Text shown:
######

[Techtalk] Build it! redux, and AMD woes

Sat Nov 10 16:01:02 EST 2001

On Sat, Nov 10, 2001 at 08:05:07PM +1100, jenn at simegen.com wrote:
> Akkana wrote:
> 
> > The install went smoothly, but the problem now is that I'm getting
> > random glitches during compiles.  It'll get a few (5-20) minutes into
> > a build, then die with a segv from as or gcc or something, or it'll
> > just hang while ld'ing a library.  Restart the build, and it completes
> > whatever it had problems with but dies somewhere else a few minutes later.  
> 
> Dancer told me of a way to do a reliable Linux memory test.
> Recompile kernels. If they segfault, there's a bad stick of RAM.

I'll definitely second that. gcc seems to be a reliable memory tester :)
I can't exactly tell why, but practical experience shows that, when
there's a memory problem, gcc always is the first program to throw
weird error messages (or segfault or hang), while other programs still
seem to run smoothly. (It's probably because it makes extensive use of
memory to build up delicate data structures which react a bit allergic
to external modification...)
At work, where we're doing a lot of compiling/building, it almost
always turned out to be a bad memory stick, when such problems occured.

######

Record excerpts:
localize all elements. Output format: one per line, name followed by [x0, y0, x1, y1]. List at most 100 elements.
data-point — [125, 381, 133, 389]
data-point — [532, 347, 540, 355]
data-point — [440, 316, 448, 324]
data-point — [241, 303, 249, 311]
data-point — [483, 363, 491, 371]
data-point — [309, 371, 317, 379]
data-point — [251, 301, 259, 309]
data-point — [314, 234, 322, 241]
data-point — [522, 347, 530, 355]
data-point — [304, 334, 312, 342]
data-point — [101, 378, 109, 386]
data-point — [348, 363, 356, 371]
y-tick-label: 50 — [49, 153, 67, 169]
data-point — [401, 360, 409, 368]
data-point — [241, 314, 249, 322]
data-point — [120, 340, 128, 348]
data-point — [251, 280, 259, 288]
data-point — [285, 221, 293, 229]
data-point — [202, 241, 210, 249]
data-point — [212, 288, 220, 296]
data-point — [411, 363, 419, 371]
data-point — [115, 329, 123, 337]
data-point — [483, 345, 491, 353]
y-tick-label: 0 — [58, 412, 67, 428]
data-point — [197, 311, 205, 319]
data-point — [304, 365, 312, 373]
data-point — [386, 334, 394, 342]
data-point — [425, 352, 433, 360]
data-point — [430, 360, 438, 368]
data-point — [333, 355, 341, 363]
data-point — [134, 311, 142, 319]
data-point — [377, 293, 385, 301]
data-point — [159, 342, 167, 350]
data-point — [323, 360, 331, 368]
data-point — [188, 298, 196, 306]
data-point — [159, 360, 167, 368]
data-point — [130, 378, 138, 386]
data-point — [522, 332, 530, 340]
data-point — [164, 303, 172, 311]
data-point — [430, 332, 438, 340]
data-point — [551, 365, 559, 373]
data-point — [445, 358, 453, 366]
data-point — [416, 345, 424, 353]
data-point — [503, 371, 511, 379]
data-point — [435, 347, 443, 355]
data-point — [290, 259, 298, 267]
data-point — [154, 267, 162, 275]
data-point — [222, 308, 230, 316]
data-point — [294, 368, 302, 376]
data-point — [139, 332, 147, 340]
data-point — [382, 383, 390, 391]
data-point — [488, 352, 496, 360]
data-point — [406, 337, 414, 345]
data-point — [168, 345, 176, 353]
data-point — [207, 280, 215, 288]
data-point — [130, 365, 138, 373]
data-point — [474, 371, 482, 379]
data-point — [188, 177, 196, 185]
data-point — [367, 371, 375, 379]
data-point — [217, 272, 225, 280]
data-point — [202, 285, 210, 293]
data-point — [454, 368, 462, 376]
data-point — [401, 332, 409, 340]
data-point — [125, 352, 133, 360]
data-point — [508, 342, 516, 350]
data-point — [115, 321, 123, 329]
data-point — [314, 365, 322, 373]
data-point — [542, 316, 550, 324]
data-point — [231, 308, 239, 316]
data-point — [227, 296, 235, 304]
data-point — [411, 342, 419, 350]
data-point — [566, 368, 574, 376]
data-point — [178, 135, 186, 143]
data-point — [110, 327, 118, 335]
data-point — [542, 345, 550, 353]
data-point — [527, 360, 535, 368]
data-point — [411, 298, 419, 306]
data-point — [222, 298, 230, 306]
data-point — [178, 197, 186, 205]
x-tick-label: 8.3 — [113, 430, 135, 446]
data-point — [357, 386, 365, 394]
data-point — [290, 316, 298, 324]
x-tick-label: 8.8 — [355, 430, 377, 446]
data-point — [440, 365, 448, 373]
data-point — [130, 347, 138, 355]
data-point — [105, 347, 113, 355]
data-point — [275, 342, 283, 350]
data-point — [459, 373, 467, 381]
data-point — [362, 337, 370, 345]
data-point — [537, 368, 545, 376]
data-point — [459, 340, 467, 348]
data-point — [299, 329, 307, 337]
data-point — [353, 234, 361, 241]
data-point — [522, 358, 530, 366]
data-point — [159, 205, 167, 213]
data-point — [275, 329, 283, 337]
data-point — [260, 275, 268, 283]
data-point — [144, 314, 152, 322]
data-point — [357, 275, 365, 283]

######

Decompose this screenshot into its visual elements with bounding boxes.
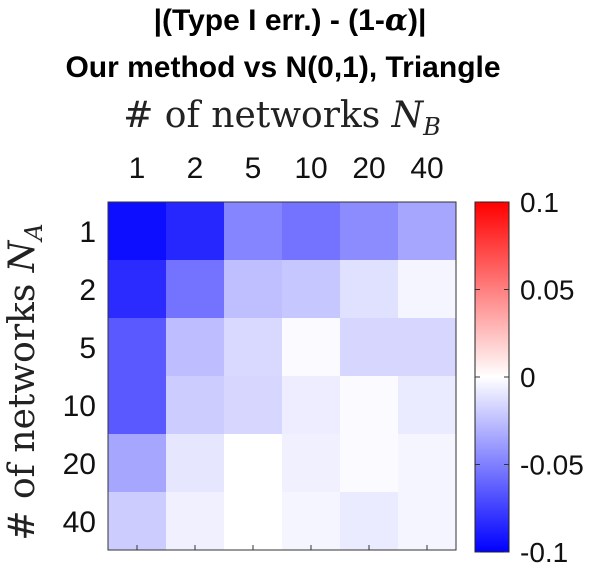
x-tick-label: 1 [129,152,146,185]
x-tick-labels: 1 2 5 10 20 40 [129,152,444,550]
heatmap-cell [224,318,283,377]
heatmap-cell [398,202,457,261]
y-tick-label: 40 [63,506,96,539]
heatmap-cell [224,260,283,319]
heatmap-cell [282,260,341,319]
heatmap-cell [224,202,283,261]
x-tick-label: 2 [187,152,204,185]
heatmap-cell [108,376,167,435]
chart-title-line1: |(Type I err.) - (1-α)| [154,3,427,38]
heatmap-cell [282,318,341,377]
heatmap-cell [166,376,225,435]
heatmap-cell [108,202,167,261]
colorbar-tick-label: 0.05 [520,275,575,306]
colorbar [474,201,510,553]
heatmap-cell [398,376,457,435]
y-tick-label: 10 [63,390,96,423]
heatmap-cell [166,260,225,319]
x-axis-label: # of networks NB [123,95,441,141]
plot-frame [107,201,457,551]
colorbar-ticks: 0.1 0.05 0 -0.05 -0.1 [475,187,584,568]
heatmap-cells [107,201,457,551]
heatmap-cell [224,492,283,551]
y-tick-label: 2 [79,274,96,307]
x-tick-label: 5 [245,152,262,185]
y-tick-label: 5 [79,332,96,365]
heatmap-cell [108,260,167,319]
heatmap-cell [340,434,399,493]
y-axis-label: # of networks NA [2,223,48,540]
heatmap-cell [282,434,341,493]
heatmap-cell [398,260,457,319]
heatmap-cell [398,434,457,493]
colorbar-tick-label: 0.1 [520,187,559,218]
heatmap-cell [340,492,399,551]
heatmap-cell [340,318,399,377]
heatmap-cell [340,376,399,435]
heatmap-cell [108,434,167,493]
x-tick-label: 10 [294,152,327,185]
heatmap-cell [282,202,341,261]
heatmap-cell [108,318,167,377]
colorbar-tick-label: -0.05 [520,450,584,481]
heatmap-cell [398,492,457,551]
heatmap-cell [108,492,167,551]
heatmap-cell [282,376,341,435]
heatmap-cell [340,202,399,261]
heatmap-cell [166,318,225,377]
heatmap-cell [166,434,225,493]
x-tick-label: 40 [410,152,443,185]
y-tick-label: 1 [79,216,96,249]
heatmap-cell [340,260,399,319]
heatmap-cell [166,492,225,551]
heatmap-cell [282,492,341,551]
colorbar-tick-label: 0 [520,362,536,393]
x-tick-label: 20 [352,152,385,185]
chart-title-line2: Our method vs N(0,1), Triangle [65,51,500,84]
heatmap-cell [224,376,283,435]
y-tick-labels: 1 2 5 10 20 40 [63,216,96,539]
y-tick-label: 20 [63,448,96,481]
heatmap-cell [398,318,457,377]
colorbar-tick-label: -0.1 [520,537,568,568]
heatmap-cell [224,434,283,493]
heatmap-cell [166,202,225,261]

######

In the thread about build failures and bad memory, retype the passage starting with "I'll definitely second" and going on through "to external modification...)".

Exercise answer:
I'll definitely second that. gcc seems to be a reliable memory tester :)
I can't exactly tell why, but practical experience shows that, when
there's a memory problem, gcc always is the first program to throw
weird error messages (or segfault or hang), while other programs still
seem to run smoothly. (It's probably because it makes extensive use of
memory to build up delicate data structures which react a bit allergic
to external modification...)